A block of data:

━━━━━━━━━━━━━━━━━━━━━━━━━━━━━━

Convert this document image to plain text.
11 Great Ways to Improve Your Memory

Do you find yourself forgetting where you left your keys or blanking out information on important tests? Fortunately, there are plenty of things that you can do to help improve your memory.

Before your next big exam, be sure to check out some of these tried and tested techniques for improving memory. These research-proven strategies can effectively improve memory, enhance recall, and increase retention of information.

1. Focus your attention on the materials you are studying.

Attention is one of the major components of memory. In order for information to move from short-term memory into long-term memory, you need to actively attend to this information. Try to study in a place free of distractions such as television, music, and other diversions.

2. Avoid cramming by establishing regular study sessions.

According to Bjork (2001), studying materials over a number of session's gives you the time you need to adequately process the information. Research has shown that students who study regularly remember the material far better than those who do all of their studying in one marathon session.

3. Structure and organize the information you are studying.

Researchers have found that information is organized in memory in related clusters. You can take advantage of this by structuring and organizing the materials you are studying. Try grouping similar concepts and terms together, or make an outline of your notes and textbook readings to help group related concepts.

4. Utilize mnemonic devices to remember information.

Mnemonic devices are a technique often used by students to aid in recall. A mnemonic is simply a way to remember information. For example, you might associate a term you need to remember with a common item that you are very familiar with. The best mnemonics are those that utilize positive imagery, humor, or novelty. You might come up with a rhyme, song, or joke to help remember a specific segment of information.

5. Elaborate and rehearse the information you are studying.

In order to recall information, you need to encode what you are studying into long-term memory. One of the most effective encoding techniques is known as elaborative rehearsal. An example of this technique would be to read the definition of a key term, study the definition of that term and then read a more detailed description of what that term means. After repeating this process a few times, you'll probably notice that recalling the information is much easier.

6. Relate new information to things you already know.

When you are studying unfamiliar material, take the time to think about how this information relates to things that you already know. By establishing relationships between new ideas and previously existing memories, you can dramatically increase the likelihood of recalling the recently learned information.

━━━━━━━━━━━━━━━━━━━━━━━━━━━━━━

> _Aim_
Reproduce each line verbatim.

> _Solution_
Convert this document image to plain text.
11 Great Ways to Improve Your Memory

Do you find yourself forgetting where you left your keys or blanking out information on important tests? Fortunately, there are plenty of things that you can do to help improve your memory.

Before your next big exam, be sure to check out some of these tried and tested techniques for improving memory. These research-proven strategies can effectively improve memory, enhance recall, and increase retention of information.

1. Focus your attention on the materials you are studying.

Attention is one of the major components of memory. In order for information to move from short-term memory into long-term memory, you need to actively attend to this information. Try to study in a place free of distractions such as television, music, and other diversions.

2. Avoid cramming by establishing regular study sessions.

According to Bjork (2001), studying materials over a number of session's gives you the time you need to adequately process the information. Research has shown that students who study regularly remember the material far better than those who do all of their studying in one marathon session.

3. Structure and organize the information you are studying.

Researchers have found that information is organized in memory in related clusters. You can take advantage of this by structuring and organizing the materials you are studying. Try grouping similar concepts and terms together, or make an outline of your notes and textbook readings to help group related concepts.

4. Utilize mnemonic devices to remember information.

Mnemonic devices are a technique often used by students to aid in recall. A mnemonic is simply a way to remember information. For example, you might associate a term you need to remember with a common item that you are very familiar with. The best mnemonics are those that utilize positive imagery, humor, or novelty. You might come up with a rhyme, song, or joke to help remember a specific segment of information.

5. Elaborate and rehearse the information you are studying.

In order to recall information, you need to encode what you are studying into long-term memory. One of the most effective encoding techniques is known as elaborative rehearsal. An example of this technique would be to read the definition of a key term, study the definition of that term and then read a more detailed description of what that term means. After repeating this process a few times, you'll probably notice that recalling the information is much easier.

6. Relate new information to things you already know.

When you are studying unfamiliar material, take the time to think about how this information relates to things that you already know. By establishing relationships between new ideas and previously existing memories, you can dramatically increase the likelihood of recalling the recently learned information.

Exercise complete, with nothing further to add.